WHAT TO PRODUCE ->
Copy the listing from its first line through the line with "- bag-icon: [889, 0, 963, 85]", and in those lines alone, replace each "item-card" with "product-card" while keeping everything else the same.

RECORDS SUPPLIED ->
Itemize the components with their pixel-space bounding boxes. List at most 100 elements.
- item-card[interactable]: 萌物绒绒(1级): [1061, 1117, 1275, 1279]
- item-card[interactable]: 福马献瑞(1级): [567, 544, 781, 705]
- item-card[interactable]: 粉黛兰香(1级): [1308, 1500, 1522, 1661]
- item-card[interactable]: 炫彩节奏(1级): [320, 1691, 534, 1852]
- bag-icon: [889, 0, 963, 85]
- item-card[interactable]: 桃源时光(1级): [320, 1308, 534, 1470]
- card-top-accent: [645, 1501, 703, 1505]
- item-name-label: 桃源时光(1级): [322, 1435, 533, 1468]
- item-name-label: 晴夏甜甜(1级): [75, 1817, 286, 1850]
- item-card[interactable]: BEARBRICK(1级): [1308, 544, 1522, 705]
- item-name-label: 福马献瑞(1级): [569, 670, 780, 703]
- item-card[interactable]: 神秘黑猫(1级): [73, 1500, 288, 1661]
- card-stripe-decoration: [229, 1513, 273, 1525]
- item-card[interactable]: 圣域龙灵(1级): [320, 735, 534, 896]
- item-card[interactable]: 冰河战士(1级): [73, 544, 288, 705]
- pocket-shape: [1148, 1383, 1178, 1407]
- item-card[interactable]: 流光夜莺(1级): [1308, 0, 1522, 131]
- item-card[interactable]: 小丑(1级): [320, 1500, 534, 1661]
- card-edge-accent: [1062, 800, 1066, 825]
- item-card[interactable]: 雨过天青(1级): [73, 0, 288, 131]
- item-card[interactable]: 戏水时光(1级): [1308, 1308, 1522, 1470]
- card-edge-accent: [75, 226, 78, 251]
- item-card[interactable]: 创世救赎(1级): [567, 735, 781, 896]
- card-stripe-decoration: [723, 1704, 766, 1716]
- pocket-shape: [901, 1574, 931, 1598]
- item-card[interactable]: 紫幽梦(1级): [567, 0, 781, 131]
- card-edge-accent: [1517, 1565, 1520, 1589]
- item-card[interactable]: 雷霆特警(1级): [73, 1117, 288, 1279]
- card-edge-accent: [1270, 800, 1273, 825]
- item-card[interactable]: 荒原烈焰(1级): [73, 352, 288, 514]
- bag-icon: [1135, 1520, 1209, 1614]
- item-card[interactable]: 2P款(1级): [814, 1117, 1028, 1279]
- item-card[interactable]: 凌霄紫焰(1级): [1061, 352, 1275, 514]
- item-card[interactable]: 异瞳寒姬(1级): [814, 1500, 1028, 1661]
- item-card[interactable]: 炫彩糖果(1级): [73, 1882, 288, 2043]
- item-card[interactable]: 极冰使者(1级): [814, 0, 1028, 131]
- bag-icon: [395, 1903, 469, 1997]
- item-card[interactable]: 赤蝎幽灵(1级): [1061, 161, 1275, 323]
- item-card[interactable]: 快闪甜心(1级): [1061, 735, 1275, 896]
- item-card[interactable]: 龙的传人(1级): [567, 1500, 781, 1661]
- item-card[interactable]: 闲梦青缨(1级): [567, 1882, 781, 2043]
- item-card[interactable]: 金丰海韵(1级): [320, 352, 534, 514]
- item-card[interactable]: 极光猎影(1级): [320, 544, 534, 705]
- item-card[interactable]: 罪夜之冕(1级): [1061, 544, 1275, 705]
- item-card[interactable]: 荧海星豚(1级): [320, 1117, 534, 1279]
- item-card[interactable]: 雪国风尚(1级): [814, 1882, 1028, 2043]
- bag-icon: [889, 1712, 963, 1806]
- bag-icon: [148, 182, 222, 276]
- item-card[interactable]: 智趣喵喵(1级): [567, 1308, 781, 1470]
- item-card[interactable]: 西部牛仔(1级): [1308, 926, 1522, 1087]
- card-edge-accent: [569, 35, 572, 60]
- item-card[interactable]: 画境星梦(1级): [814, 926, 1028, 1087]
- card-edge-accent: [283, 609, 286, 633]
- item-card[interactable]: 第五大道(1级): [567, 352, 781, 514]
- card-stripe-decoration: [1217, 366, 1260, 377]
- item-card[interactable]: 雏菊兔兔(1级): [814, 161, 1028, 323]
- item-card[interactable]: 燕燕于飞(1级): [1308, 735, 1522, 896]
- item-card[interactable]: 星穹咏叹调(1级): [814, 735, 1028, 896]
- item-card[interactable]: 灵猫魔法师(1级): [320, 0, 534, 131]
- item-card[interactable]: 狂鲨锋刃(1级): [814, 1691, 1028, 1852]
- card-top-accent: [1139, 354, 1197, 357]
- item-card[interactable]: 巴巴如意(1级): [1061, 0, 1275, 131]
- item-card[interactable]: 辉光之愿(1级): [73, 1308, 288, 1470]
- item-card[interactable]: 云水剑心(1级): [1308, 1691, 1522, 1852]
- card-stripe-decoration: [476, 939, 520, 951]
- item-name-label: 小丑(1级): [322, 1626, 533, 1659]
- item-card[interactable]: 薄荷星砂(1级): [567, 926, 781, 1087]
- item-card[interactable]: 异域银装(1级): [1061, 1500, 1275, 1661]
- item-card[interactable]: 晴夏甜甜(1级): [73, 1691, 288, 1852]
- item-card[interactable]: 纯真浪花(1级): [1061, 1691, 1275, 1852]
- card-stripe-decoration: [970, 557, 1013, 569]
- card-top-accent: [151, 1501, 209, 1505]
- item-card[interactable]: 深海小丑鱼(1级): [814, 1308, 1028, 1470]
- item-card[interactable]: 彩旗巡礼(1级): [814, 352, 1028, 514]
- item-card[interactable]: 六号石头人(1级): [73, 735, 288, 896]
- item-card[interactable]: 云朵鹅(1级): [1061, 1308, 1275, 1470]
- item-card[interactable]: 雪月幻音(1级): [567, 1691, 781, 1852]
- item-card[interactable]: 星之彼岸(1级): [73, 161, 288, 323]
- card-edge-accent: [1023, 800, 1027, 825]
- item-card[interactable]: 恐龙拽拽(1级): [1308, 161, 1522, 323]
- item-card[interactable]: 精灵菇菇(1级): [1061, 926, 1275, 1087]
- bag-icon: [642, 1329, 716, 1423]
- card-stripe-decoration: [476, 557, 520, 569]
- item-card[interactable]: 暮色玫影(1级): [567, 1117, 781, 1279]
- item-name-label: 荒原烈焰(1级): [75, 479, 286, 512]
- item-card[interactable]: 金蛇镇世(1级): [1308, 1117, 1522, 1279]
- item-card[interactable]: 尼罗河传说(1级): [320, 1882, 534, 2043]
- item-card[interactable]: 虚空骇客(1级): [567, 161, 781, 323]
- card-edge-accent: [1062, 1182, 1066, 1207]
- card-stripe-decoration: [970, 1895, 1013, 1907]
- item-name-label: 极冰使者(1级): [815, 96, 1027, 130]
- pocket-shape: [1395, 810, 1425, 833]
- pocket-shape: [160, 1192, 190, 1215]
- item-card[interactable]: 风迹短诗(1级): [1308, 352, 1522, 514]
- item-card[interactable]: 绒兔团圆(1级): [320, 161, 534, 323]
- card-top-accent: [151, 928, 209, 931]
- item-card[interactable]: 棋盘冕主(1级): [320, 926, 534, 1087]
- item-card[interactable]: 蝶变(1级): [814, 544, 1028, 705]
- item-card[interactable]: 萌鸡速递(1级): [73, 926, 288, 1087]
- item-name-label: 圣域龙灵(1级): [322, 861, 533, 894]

TASK RESULT ->
Itemize the components with their pixel-space bounding boxes. List at most 100 elements.
- product-card[interactable]: 萌物绒绒(1级): [1061, 1117, 1275, 1279]
- product-card[interactable]: 福马献瑞(1级): [567, 544, 781, 705]
- product-card[interactable]: 粉黛兰香(1级): [1308, 1500, 1522, 1661]
- product-card[interactable]: 炫彩节奏(1级): [320, 1691, 534, 1852]
- bag-icon: [889, 0, 963, 85]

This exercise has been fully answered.